**Exercise prompt**
Transcribe the material verbatim in full; the pictures do not belong in the copy.

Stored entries
————————
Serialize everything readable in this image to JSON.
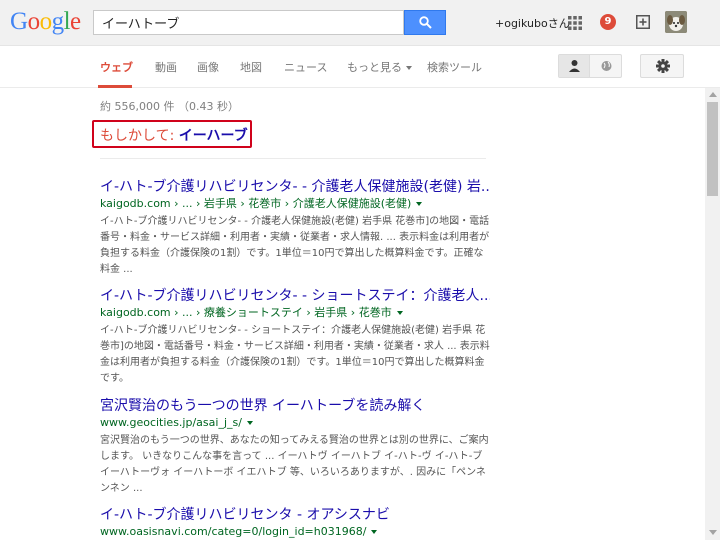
{
  "header": {
    "logo_letters": [
      {
        "ch": "G",
        "color": "#4285f4"
      },
      {
        "ch": "o",
        "color": "#ea4335"
      },
      {
        "ch": "o",
        "color": "#fbbc05"
      },
      {
        "ch": "g",
        "color": "#4285f4"
      },
      {
        "ch": "l",
        "color": "#34a853"
      },
      {
        "ch": "e",
        "color": "#ea4335"
      }
    ],
    "search_value": "イーハトーブ",
    "user_name": "+ogikuboさん",
    "notification_count": "9"
  },
  "nav": {
    "tabs": [
      "ウェブ",
      "動画",
      "画像",
      "地図",
      "ニュース",
      "もっと見る",
      "検索ツール"
    ],
    "active_tab": "ウェブ"
  },
  "stats": "約 556,000 件 （0.43 秒）",
  "did_you_mean": {
    "label": "もしかして:",
    "suggestion": "イーハーブ"
  },
  "results": [
    {
      "title": "イ-ハト-ブ介護リハビリセンタ- - 介護老人保健施設(老健) 岩...",
      "url": "kaigodb.com › ... › 岩手県 › 花巻市 › 介護老人保健施設(老健)",
      "snippet": "イ-ハト-ブ介護リハビリセンタ- - 介護老人保健施設(老健) 岩手県 花巻市]の地図・電話番号・料金・サービス詳細・利用者・実績・従業者・求人情報. ... 表示料金は利用者が負担する料金（介護保険の1割）です。1単位＝10円で算出した概算料金です。正確な料金 ..."
    },
    {
      "title": "イ-ハト-ブ介護リハビリセンタ- - ショートステイ：介護老人...",
      "url": "kaigodb.com › ... › 療養ショートステイ › 岩手県 › 花巻市",
      "snippet": "イ-ハト-ブ介護リハビリセンタ- - ショートステイ：介護老人保健施設(老健) 岩手県 花巻市]の地図・電話番号・料金・サービス詳細・利用者・実績・従業者・求人 ... 表示料金は利用者が負担する料金（介護保険の1割）です。1単位＝10円で算出した概算料金です。"
    },
    {
      "title": "宮沢賢治のもう一つの世界 イーハトーブを読み解く",
      "url": "www.geocities.jp/asai_j_s/",
      "snippet": "宮沢賢治のもう一つの世界、あなたの知ってみえる賢治の世界とは別の世界に、ご案内します。 いきなりこんな事を言って ... イーハトヴ イーハトブ イ-ハト-ヴ イ-ハト-ブ イーハトーヴォ イーハトーボ イエハトブ 等、いろいろありますが、. 因みに「ペンネンネン ..."
    },
    {
      "title": "イ-ハト-ブ介護リハビリセンタ - オアシスナビ",
      "url": "www.oasisnavi.com/categ=0/login_id=h031968/",
      "snippet": ""
    }
  ]
}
————————
**Result of the task**
Serialize everything readable in this image to JSON.
{
  "header": {
    "logo_letters": [
      {
        "ch": "G",
        "color": "#4285f4"
      },
      {
        "ch": "o",
        "color": "#ea4335"
      },
      {
        "ch": "o",
        "color": "#fbbc05"
      },
      {
        "ch": "g",
        "color": "#4285f4"
      },
      {
        "ch": "l",
        "color": "#34a853"
      },
      {
        "ch": "e",
        "color": "#ea4335"
      }
    ],
    "search_value": "イーハトーブ",
    "user_name": "+ogikuboさん",
    "notification_count": "9"
  },
  "nav": {
    "tabs": [
      "ウェブ",
      "動画",
      "画像",
      "地図",
      "ニュース",
      "もっと見る",
      "検索ツール"
    ],
    "active_tab": "ウェブ"
  },
  "stats": "約 556,000 件 （0.43 秒）",
  "did_you_mean": {
    "label": "もしかして:",
    "suggestion": "イーハーブ"
  },
  "results": [
    {
      "title": "イ-ハト-ブ介護リハビリセンタ- - 介護老人保健施設(老健) 岩...",
      "url": "kaigodb.com › ... › 岩手県 › 花巻市 › 介護老人保健施設(老健)",
      "snippet": "イ-ハト-ブ介護リハビリセンタ- - 介護老人保健施設(老健) 岩手県 花巻市]の地図・電話番号・料金・サービス詳細・利用者・実績・従業者・求人情報. ... 表示料金は利用者が負担する料金（介護保険の1割）です。1単位＝10円で算出した概算料金です。正確な料金 ..."
    },
    {
      "title": "イ-ハト-ブ介護リハビリセンタ- - ショートステイ：介護老人...",
      "url": "kaigodb.com › ... › 療養ショートステイ › 岩手県 › 花巻市",
      "snippet": "イ-ハト-ブ介護リハビリセンタ- - ショートステイ：介護老人保健施設(老健) 岩手県 花巻市]の地図・電話番号・料金・サービス詳細・利用者・実績・従業者・求人 ... 表示料金は利用者が負担する料金（介護保険の1割）です。1単位＝10円で算出した概算料金です。"
    },
    {
      "title": "宮沢賢治のもう一つの世界 イーハトーブを読み解く",
      "url": "www.geocities.jp/asai_j_s/",
      "snippet": "宮沢賢治のもう一つの世界、あなたの知ってみえる賢治の世界とは別の世界に、ご案内します。 いきなりこんな事を言って ... イーハトヴ イーハトブ イ-ハト-ヴ イ-ハト-ブ イーハトーヴォ イーハトーボ イエハトブ 等、いろいろありますが、. 因みに「ペンネンネン ..."
    },
    {
      "title": "イ-ハト-ブ介護リハビリセンタ - オアシスナビ",
      "url": "www.oasisnavi.com/categ=0/login_id=h031968/",
      "snippet": ""
    }
  ]
}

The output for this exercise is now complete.